THE REQUEST. Rewrite all of the lines that follow, replacing "Local Time (Hrs)" with "Local Time (Hours)" and leaving everything else unchanged.

==============================

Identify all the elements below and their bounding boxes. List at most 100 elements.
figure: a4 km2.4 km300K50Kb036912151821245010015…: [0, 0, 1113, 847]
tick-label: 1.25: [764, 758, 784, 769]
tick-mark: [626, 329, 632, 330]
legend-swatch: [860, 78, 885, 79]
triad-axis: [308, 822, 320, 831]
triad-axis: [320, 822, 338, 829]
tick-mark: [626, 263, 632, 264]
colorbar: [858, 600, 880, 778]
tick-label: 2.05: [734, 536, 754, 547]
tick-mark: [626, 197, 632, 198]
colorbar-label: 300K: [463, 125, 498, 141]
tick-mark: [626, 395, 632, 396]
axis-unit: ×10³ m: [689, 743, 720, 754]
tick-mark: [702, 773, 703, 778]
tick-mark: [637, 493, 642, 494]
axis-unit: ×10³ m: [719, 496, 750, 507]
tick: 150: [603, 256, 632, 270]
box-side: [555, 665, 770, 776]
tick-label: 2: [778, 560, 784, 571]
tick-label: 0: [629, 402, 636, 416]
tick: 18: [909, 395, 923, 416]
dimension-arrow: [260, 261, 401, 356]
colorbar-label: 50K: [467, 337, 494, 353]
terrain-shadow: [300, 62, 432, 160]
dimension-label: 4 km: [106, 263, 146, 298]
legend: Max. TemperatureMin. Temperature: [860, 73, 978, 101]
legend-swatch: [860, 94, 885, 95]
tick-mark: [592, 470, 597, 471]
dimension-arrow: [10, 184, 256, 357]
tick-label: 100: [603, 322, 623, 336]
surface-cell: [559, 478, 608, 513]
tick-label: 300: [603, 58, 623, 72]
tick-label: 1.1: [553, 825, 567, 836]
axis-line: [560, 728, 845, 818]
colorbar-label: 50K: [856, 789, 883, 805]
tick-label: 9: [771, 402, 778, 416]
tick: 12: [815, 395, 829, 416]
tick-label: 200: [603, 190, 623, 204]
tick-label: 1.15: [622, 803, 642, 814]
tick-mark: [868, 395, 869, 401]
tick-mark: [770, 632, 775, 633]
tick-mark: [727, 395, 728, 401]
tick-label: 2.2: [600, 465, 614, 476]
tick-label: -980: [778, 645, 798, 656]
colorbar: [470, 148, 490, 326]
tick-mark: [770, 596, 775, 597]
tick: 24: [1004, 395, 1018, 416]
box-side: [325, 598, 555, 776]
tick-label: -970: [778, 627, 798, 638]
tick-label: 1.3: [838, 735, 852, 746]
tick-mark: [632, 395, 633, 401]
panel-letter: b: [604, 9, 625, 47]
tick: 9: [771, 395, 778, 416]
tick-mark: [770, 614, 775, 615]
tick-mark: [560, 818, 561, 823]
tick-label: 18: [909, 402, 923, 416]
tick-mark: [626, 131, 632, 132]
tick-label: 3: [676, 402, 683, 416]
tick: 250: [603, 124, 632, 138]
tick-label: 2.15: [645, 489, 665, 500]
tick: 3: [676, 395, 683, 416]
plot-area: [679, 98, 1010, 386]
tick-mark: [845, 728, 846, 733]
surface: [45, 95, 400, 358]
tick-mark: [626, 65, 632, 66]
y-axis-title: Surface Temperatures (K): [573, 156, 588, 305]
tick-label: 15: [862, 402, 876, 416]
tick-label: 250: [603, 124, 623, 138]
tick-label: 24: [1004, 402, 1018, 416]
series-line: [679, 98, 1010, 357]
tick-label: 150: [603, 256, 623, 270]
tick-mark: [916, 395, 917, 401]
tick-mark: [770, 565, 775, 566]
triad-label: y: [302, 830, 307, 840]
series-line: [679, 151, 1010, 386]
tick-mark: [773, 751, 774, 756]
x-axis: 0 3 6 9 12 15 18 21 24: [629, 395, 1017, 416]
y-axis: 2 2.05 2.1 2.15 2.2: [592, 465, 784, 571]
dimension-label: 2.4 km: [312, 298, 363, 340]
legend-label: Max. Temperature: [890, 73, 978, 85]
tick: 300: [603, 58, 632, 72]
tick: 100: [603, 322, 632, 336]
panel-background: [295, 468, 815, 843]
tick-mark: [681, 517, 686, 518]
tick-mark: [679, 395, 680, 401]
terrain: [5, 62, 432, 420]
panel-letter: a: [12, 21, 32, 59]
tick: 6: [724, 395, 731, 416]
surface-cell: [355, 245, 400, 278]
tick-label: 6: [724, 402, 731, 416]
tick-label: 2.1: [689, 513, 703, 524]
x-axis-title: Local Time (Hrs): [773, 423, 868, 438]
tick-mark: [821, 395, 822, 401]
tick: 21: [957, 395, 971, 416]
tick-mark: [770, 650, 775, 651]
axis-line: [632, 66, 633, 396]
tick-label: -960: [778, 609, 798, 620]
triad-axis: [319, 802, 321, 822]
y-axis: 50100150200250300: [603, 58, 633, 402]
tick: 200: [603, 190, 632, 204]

==============================

WRITTEN RESPONSE.
Identify all the elements below and their bounding boxes. List at most 100 elements.
figure: a4 km2.4 km300K50Kb036912151821245010015…: [0, 0, 1113, 847]
tick-label: 1.25: [764, 758, 784, 769]
tick-mark: [626, 329, 632, 330]
legend-swatch: [860, 78, 885, 79]
triad-axis: [308, 822, 320, 831]
triad-axis: [320, 822, 338, 829]
tick-mark: [626, 263, 632, 264]
colorbar: [858, 600, 880, 778]
tick-label: 2.05: [734, 536, 754, 547]
tick-mark: [626, 197, 632, 198]
colorbar-label: 300K: [463, 125, 498, 141]
tick-mark: [626, 395, 632, 396]
axis-unit: ×10³ m: [689, 743, 720, 754]
tick-mark: [702, 773, 703, 778]
tick-mark: [637, 493, 642, 494]
axis-unit: ×10³ m: [719, 496, 750, 507]
tick: 150: [603, 256, 632, 270]
box-side: [555, 665, 770, 776]
tick-label: 2: [778, 560, 784, 571]
tick-label: 0: [629, 402, 636, 416]
tick: 18: [909, 395, 923, 416]
dimension-arrow: [260, 261, 401, 356]
colorbar-label: 50K: [467, 337, 494, 353]
terrain-shadow: [300, 62, 432, 160]
dimension-label: 4 km: [106, 263, 146, 298]
legend: Max. TemperatureMin. Temperature: [860, 73, 978, 101]
legend-swatch: [860, 94, 885, 95]
tick-mark: [592, 470, 597, 471]
dimension-arrow: [10, 184, 256, 357]
tick-label: 100: [603, 322, 623, 336]
surface-cell: [559, 478, 608, 513]
tick-label: 300: [603, 58, 623, 72]
tick-label: 1.1: [553, 825, 567, 836]
axis-line: [560, 728, 845, 818]
colorbar-label: 50K: [856, 789, 883, 805]
tick-label: 9: [771, 402, 778, 416]
tick: 12: [815, 395, 829, 416]
tick-label: 200: [603, 190, 623, 204]
tick-label: 1.15: [622, 803, 642, 814]
tick-mark: [868, 395, 869, 401]
tick-mark: [770, 632, 775, 633]
tick-mark: [727, 395, 728, 401]
tick-label: 2.2: [600, 465, 614, 476]
tick-label: -980: [778, 645, 798, 656]
colorbar: [470, 148, 490, 326]
tick-mark: [770, 596, 775, 597]
tick: 24: [1004, 395, 1018, 416]
box-side: [325, 598, 555, 776]
tick-label: -970: [778, 627, 798, 638]
tick-label: 1.3: [838, 735, 852, 746]
tick-mark: [632, 395, 633, 401]
panel-letter: b: [604, 9, 625, 47]
tick: 9: [771, 395, 778, 416]
tick-mark: [770, 614, 775, 615]
tick-mark: [560, 818, 561, 823]
tick-label: 18: [909, 402, 923, 416]
tick-mark: [626, 131, 632, 132]
tick-label: 3: [676, 402, 683, 416]
tick: 250: [603, 124, 632, 138]
tick-label: 2.15: [645, 489, 665, 500]
tick: 3: [676, 395, 683, 416]
plot-area: [679, 98, 1010, 386]
tick-mark: [845, 728, 846, 733]
surface: [45, 95, 400, 358]
tick-mark: [626, 65, 632, 66]
y-axis-title: Surface Temperatures (K): [573, 156, 588, 305]
tick-label: 15: [862, 402, 876, 416]
tick-label: 250: [603, 124, 623, 138]
tick-label: 24: [1004, 402, 1018, 416]
series-line: [679, 98, 1010, 357]
tick-label: 150: [603, 256, 623, 270]
tick-mark: [916, 395, 917, 401]
tick-mark: [770, 565, 775, 566]
triad-label: y: [302, 830, 307, 840]
series-line: [679, 151, 1010, 386]
tick-mark: [773, 751, 774, 756]
x-axis: 0 3 6 9 12 15 18 21 24: [629, 395, 1017, 416]
y-axis: 2 2.05 2.1 2.15 2.2: [592, 465, 784, 571]
dimension-label: 2.4 km: [312, 298, 363, 340]
legend-label: Max. Temperature: [890, 73, 978, 85]
tick: 300: [603, 58, 632, 72]
tick: 100: [603, 322, 632, 336]
panel-background: [295, 468, 815, 843]
tick-mark: [681, 517, 686, 518]
tick-mark: [679, 395, 680, 401]
terrain: [5, 62, 432, 420]
panel-letter: a: [12, 21, 32, 59]
tick: 6: [724, 395, 731, 416]
surface-cell: [355, 245, 400, 278]
tick-label: 6: [724, 402, 731, 416]
tick-label: 2.1: [689, 513, 703, 524]
x-axis-title: Local Time (Hours): [773, 423, 868, 438]
tick-mark: [821, 395, 822, 401]
tick: 21: [957, 395, 971, 416]
tick-mark: [770, 650, 775, 651]
axis-line: [632, 66, 633, 396]
tick-label: -960: [778, 609, 798, 620]
triad-axis: [319, 802, 321, 822]
y-axis: 50100150200250300: [603, 58, 633, 402]
tick: 200: [603, 190, 632, 204]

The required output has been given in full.